What the task requires:
Pick up the colorectal cancer methods text below after its last sentence and continue writing it.

Reading passage:
In conclusion, we demonstrated the potential of the combination of gut microbiota modulation and chemotherapy in CRC therapy via a single drug delivery system using prebiotics. Our results suggest that nanotechnology can aid in the development of more precise and controllable prebiotic-based delivery systems to treat different cancer types.
Methods
This research complies with all relevant ethical regulations approved by the Institutional Animal Care and Use Committee (IACUC) of Shanghai Institute of Materia Medica, CAS.
Materials
Xylan, stearic acid (Sa), 4-(dimethylamino)-pyridine (DMAP), anhydrous dimethyl sulphoxide (DMSO), dichloromethane (CH2Cl2), and N, N′-dicyclohexylcarbodiimide (DCC) were all provided by J&K Scientific Ltd. (Shanghai, China). Capecitabine (Cap) was obtained from Macklin Inc. (Shanghai, China). RPMI 1640 medium, fetal bovine serum (FBS), glucose solution, sodium pyruvate solution, trypsin-EDTA solution, and 4’,6-diamidino-2-phenylindole (DAPI), fixation/permeabilization concentrate, permeabilization buffer, and fixation/perm diluent were all purchased from Thermo Fisher Scientific Inc (Waltham, USA). 1,1’-dioctadecyl-3,3,3’,3’-tetramethylindotricarbocyanine iodide (DiR), D-luciferin potassium, penicillin G sodium solution, streptomycin sulfate solution and dialysis bag (MWCO 3.5 kDa) were purchased from Meilun Biotech Co., Ltd, (Dalian, China). All other reagents were purchased from Sinopharm Chemical Reagent Co. Ltd. (Shanghai, China) with analytical grade and used without further purification.
Cell culture
CT26 murine colon carcinoma cells and CT26-luc cells were kindly provided by Prof. Yongzhuo Huang’s lab in Shanghai Institute of Materia Medica, CAS. MC38 murine colon carcinoma cells (cat. no. FH0125) were obtained from Fuheng Biology Co. Ltd (Shanghai, China). All kinds of cells were cultured in RPMI 1640 medium which was supplemented with 10% FBS, 2.5 g L−1 of glucose, 0.11 g L−1 of sodium pyruvate, 100 U mL−1 of penicillin G sodium, and 100 μg mL−1 of streptomycin sulfate, and incubated with a humidified atmosphere containing 5% CO2 at 37 °C.
Animals
The female Balb/c mice aged 4–6 weeks (18–22 g) and female C57BL/6 mice aged 4–6 weeks (18–22 g) were obtained from Beijing Charles River Laboratory Animal Technology Co., Ltd (Beijing, China) and raised in the animal care facility in the SPF grade environment with sterilized food pellets and distilled water under a 12 h light/dark cycle. The normal chow included ≥18% protein, ≥4% fat, ≤5% crude fibre, ≤8% ash, 1.0–1.8% Calcium and less than 10% moisture (Keao Xieli Feed Co., Ltd., cat. no. 1016706714625204224). The temperature for the housing room was ~24 °C and the humidity was ~50%. All animal studies were performed in accordance with the regulations approved by the Institutional Animal Care and Use Committee (IACUC) of Shanghai Institute of Materia Medica, CAS (Approval number: 2020-04-LYP-40).

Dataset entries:
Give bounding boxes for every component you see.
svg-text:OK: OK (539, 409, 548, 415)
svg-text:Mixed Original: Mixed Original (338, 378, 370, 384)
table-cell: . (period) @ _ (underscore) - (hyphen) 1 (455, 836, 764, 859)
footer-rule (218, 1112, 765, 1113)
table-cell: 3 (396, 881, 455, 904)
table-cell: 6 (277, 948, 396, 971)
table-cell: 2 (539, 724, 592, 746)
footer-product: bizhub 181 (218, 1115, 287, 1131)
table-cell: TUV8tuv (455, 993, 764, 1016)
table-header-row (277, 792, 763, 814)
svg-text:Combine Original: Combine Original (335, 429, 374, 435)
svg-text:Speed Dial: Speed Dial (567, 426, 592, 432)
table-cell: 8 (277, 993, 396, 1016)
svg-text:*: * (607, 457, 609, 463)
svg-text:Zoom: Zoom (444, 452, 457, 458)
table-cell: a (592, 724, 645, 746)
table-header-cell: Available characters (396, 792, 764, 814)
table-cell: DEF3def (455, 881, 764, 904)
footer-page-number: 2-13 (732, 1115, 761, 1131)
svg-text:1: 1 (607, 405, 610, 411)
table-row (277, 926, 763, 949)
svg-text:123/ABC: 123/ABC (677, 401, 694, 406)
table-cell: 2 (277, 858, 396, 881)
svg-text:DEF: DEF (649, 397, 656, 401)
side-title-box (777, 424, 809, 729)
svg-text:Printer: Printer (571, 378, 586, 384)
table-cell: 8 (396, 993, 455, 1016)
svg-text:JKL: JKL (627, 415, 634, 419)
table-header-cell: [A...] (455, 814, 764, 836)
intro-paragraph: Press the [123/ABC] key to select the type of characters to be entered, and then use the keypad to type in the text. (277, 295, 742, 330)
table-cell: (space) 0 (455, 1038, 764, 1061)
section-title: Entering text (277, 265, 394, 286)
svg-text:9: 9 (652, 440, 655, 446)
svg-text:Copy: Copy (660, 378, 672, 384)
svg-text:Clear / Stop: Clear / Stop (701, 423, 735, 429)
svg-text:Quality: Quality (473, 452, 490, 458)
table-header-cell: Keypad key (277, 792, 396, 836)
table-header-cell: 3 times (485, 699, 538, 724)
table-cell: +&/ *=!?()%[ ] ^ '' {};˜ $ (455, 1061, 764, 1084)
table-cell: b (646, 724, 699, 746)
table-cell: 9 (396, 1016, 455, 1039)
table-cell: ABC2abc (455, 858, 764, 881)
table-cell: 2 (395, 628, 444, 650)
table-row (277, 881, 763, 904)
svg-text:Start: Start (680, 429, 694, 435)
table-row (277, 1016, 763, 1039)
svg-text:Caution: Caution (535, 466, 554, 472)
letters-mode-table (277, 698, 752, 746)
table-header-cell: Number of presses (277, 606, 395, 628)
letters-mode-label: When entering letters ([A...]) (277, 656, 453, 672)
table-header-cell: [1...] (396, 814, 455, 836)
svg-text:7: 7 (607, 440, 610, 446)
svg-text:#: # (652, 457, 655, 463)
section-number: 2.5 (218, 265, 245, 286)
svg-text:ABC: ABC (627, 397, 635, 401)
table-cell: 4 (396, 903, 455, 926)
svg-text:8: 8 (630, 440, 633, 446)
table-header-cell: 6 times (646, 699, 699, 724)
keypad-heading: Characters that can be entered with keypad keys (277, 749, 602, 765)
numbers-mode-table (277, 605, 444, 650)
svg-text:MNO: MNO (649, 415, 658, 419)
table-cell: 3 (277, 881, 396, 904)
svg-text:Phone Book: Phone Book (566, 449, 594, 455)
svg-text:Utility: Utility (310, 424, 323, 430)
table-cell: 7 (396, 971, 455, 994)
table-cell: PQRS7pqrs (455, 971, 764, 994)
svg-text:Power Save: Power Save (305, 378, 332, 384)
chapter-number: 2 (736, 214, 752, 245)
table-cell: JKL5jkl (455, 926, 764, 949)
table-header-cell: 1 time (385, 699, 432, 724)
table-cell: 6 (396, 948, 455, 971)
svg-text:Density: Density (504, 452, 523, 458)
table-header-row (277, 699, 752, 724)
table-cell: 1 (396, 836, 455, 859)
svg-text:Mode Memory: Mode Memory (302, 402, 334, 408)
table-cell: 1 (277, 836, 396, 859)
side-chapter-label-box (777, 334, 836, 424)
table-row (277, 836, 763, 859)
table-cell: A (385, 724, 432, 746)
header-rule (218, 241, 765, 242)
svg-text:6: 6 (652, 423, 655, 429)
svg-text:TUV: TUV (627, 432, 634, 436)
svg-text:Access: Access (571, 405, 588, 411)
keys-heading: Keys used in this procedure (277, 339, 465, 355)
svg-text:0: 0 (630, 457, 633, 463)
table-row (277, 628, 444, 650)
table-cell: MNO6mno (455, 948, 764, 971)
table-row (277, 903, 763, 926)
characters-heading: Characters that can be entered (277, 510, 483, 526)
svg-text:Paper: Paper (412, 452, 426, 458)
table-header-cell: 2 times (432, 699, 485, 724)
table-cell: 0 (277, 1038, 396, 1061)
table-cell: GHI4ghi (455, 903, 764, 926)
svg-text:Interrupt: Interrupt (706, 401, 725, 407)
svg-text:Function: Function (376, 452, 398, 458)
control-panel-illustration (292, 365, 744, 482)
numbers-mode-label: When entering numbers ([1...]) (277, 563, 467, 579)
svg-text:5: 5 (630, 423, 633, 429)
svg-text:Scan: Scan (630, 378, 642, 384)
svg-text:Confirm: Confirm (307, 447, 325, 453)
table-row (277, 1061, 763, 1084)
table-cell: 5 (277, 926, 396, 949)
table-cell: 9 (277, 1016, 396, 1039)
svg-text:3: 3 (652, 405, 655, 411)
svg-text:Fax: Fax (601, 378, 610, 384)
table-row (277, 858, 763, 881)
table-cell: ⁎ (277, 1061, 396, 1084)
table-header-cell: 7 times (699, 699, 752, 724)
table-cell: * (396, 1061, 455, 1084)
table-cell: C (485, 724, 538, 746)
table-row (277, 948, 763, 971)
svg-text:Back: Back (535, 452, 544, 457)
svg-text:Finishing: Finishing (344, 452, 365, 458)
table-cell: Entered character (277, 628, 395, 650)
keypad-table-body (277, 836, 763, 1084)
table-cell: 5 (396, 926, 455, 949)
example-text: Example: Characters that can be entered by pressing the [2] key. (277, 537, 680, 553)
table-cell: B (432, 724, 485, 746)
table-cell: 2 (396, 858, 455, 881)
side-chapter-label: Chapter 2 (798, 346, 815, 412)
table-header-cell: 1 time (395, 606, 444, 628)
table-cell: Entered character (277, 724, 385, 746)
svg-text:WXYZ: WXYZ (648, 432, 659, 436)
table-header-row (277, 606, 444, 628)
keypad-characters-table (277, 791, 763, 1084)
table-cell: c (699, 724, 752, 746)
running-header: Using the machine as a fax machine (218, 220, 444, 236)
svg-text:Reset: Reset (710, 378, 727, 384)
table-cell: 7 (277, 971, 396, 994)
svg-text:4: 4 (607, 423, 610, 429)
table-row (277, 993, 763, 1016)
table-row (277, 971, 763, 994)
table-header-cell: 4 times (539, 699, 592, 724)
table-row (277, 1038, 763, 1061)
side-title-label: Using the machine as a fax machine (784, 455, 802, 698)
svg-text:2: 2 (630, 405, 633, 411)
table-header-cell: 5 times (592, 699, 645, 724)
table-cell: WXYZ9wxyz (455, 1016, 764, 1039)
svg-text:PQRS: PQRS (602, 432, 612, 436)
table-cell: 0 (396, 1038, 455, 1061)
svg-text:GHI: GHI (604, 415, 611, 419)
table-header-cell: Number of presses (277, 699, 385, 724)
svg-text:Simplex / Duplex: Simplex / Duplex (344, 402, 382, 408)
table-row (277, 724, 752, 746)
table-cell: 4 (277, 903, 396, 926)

Task answer:
Establishment of animal tumor models
1 × 106 CT26 cells or 5 × 105 CT26-luc cells were injected intraperitoneally into each Balb/c mouse to establish the CT26 or CT26-luc tumor mouse model. 1 × 106 MC38 cells were subcutaneously injected into each C57BL/6 mouse to establish the MC38 tumor mouse model.
Synthesis of Sxy and Scap
Xylan (2.00 g), DCC (6.24 g), and DMAP (1.76 g) were dissolved in DMSO (80 mL). 4.31 g of Sa dissolved in DMSO (40 mL) was added dropwise, and then the mixture was stirred at room temperature (RT) for 24 h. Next, the resulting solution was added dropwise to 95% ethanol (2 L) under ice bath conditions, then the precipitate was collected by centrifugation (6000 g, 5 min) at 4 °C. Finally, the precipitate was resuspended in ethanol (30 mL) and dried in vacuum at 45 °C. Sxy was obtained as white oily solid.
Cap (359.35 mg), Sa (853.44 mg), DCC (680.89 mg), and DMAP (36.65 mg) were dissolved in dichloromethane (20 mL), stirring for 24 h at RT. Then the reaction mixture was filtered by filter paper, and the filtrate was washed and dried in vacuum. Scap was obtained as white powder.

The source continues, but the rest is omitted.